All material below is to be reproduced exactly.
** Begin Stored data **
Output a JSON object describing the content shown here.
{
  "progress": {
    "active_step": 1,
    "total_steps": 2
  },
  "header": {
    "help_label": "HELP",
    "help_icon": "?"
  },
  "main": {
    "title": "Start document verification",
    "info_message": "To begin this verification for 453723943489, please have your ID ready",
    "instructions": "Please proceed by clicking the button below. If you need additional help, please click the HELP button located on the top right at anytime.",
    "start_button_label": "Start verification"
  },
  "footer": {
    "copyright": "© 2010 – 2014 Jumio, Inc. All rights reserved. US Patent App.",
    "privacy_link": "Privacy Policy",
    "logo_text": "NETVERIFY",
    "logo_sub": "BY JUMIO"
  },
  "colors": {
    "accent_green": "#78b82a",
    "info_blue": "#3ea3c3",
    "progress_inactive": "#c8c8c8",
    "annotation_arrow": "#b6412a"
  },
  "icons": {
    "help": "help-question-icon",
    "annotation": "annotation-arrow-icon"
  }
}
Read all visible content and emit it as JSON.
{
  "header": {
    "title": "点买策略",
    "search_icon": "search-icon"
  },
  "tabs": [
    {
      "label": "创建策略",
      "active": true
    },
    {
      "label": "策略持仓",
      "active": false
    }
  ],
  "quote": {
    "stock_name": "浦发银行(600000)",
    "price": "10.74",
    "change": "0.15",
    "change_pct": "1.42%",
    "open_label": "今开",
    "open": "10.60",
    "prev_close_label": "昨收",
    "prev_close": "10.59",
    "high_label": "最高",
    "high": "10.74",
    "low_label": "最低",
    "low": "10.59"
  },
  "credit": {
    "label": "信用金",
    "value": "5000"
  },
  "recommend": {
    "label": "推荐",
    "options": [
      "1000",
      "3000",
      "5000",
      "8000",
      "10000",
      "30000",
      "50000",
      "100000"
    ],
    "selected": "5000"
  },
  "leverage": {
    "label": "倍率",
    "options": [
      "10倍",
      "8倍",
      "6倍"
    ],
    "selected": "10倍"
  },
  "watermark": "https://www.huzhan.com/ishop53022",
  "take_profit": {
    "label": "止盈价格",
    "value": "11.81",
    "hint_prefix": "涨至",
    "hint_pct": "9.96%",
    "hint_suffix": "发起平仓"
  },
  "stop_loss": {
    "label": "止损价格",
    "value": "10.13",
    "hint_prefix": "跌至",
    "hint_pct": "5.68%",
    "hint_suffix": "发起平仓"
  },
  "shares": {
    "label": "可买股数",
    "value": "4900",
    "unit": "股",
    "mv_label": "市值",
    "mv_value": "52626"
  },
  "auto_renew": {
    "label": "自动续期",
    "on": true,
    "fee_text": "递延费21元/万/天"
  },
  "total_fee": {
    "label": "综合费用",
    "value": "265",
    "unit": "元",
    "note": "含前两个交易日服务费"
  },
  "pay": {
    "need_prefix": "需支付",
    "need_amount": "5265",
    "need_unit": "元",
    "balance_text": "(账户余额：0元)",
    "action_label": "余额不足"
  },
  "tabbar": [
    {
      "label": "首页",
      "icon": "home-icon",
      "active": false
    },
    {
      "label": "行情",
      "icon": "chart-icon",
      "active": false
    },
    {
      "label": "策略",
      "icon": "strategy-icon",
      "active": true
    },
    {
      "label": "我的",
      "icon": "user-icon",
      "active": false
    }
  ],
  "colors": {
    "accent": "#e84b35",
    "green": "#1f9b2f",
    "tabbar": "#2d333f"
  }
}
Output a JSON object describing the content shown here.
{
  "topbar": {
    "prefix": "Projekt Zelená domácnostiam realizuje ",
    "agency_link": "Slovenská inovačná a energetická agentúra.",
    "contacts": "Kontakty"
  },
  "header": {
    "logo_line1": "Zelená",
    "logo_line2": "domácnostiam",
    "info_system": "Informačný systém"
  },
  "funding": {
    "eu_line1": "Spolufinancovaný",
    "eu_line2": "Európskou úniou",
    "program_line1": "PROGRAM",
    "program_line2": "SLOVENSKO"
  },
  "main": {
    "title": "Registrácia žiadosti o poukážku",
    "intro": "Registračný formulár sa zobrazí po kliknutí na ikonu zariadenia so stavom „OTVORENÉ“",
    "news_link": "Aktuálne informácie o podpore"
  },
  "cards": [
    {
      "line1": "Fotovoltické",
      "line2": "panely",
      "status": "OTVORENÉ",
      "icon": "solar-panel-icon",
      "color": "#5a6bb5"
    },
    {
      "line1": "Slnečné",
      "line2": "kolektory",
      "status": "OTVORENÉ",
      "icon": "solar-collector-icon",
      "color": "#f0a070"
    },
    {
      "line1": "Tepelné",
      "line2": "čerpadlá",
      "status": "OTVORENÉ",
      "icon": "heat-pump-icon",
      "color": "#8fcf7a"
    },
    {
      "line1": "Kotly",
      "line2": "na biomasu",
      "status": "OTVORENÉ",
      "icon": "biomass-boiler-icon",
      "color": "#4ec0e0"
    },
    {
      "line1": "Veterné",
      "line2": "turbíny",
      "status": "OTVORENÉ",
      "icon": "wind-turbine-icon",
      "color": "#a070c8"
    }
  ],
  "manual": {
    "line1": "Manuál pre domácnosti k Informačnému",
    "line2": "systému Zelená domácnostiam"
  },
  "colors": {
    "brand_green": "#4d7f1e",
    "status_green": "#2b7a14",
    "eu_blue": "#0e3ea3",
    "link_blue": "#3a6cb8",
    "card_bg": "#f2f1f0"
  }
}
** End Stored data **
Answer to the problem
Output a JSON object describing the content shown here.
{
  "progress": {
    "active_step": 1,
    "total_steps": 2
  },
  "header": {
    "help_label": "HELP",
    "help_icon": "?"
  },
  "main": {
    "title": "Start document verification",
    "info_message": "To begin this verification for 453723943489, please have your ID ready",
    "instructions": "Please proceed by clicking the button below. If you need additional help, please click the HELP button located on the top right at anytime.",
    "start_button_label": "Start verification"
  },
  "footer": {
    "copyright": "© 2010 – 2014 Jumio, Inc. All rights reserved. US Patent App.",
    "privacy_link": "Privacy Policy",
    "logo_text": "NETVERIFY",
    "logo_sub": "BY JUMIO"
  },
  "colors": {
    "accent_green": "#78b82a",
    "info_blue": "#3ea3c3",
    "progress_inactive": "#c8c8c8",
    "annotation_arrow": "#b6412a"
  },
  "icons": {
    "help": "help-question-icon",
    "annotation": "annotation-arrow-icon"
  }
}
Read all visible content and emit it as JSON.
{
  "header": {
    "title": "点买策略",
    "search_icon": "search-icon"
  },
  "tabs": [
    {
      "label": "创建策略",
      "active": true
    },
    {
      "label": "策略持仓",
      "active": false
    }
  ],
  "quote": {
    "stock_name": "浦发银行(600000)",
    "price": "10.74",
    "change": "0.15",
    "change_pct": "1.42%",
    "open_label": "今开",
    "open": "10.60",
    "prev_close_label": "昨收",
    "prev_close": "10.59",
    "high_label": "最高",
    "high": "10.74",
    "low_label": "最低",
    "low": "10.59"
  },
  "credit": {
    "label": "信用金",
    "value": "5000"
  },
  "recommend": {
    "label": "推荐",
    "options": [
      "1000",
      "3000",
      "5000",
      "8000",
      "10000",
      "30000",
      "50000",
      "100000"
    ],
    "selected": "5000"
  },
  "leverage": {
    "label": "倍率",
    "options": [
      "10倍",
      "8倍",
      "6倍"
    ],
    "selected": "10倍"
  },
  "watermark": "https://www.huzhan.com/ishop53022",
  "take_profit": {
    "label": "止盈价格",
    "value": "11.81",
    "hint_prefix": "涨至",
    "hint_pct": "9.96%",
    "hint_suffix": "发起平仓"
  },
  "stop_loss": {
    "label": "止损价格",
    "value": "10.13",
    "hint_prefix": "跌至",
    "hint_pct": "5.68%",
    "hint_suffix": "发起平仓"
  },
  "shares": {
    "label": "可买股数",
    "value": "4900",
    "unit": "股",
    "mv_label": "市值",
    "mv_value": "52626"
  },
  "auto_renew": {
    "label": "自动续期",
    "on": true,
    "fee_text": "递延费21元/万/天"
  },
  "total_fee": {
    "label": "综合费用",
    "value": "265",
    "unit": "元",
    "note": "含前两个交易日服务费"
  },
  "pay": {
    "need_prefix": "需支付",
    "need_amount": "5265",
    "need_unit": "元",
    "balance_text": "(账户余额：0元)",
    "action_label": "余额不足"
  },
  "tabbar": [
    {
      "label": "首页",
      "icon": "home-icon",
      "active": false
    },
    {
      "label": "行情",
      "icon": "chart-icon",
      "active": false
    },
    {
      "label": "策略",
      "icon": "strategy-icon",
      "active": true
    },
    {
      "label": "我的",
      "icon": "user-icon",
      "active": false
    }
  ],
  "colors": {
    "accent": "#e84b35",
    "green": "#1f9b2f",
    "tabbar": "#2d333f"
  }
}
Output a JSON object describing the content shown here.
{
  "topbar": {
    "prefix": "Projekt Zelená domácnostiam realizuje ",
    "agency_link": "Slovenská inovačná a energetická agentúra.",
    "contacts": "Kontakty"
  },
  "header": {
    "logo_line1": "Zelená",
    "logo_line2": "domácnostiam",
    "info_system": "Informačný systém"
  },
  "funding": {
    "eu_line1": "Spolufinancovaný",
    "eu_line2": "Európskou úniou",
    "program_line1": "PROGRAM",
    "program_line2": "SLOVENSKO"
  },
  "main": {
    "title": "Registrácia žiadosti o poukážku",
    "intro": "Registračný formulár sa zobrazí po kliknutí na ikonu zariadenia so stavom „OTVORENÉ“",
    "news_link": "Aktuálne informácie o podpore"
  },
  "cards": [
    {
      "line1": "Fotovoltické",
      "line2": "panely",
      "status": "OTVORENÉ",
      "icon": "solar-panel-icon",
      "color": "#5a6bb5"
    },
    {
      "line1": "Slnečné",
      "line2": "kolektory",
      "status": "OTVORENÉ",
      "icon": "solar-collector-icon",
      "color": "#f0a070"
    },
    {
      "line1": "Tepelné",
      "line2": "čerpadlá",
      "status": "OTVORENÉ",
      "icon": "heat-pump-icon",
      "color": "#8fcf7a"
    },
    {
      "line1": "Kotly",
      "line2": "na biomasu",
      "status": "OTVORENÉ",
      "icon": "biomass-boiler-icon",
      "color": "#4ec0e0"
    },
    {
      "line1": "Veterné",
      "line2": "turbíny",
      "status": "OTVORENÉ",
      "icon": "wind-turbine-icon",
      "color": "#a070c8"
    }
  ],
  "manual": {
    "line1": "Manuál pre domácnosti k Informačnému",
    "line2": "systému Zelená domácnostiam"
  },
  "colors": {
    "brand_green": "#4d7f1e",
    "status_green": "#2b7a14",
    "eu_blue": "#0e3ea3",
    "link_blue": "#3a6cb8",
    "card_bg": "#f2f1f0"
  }
}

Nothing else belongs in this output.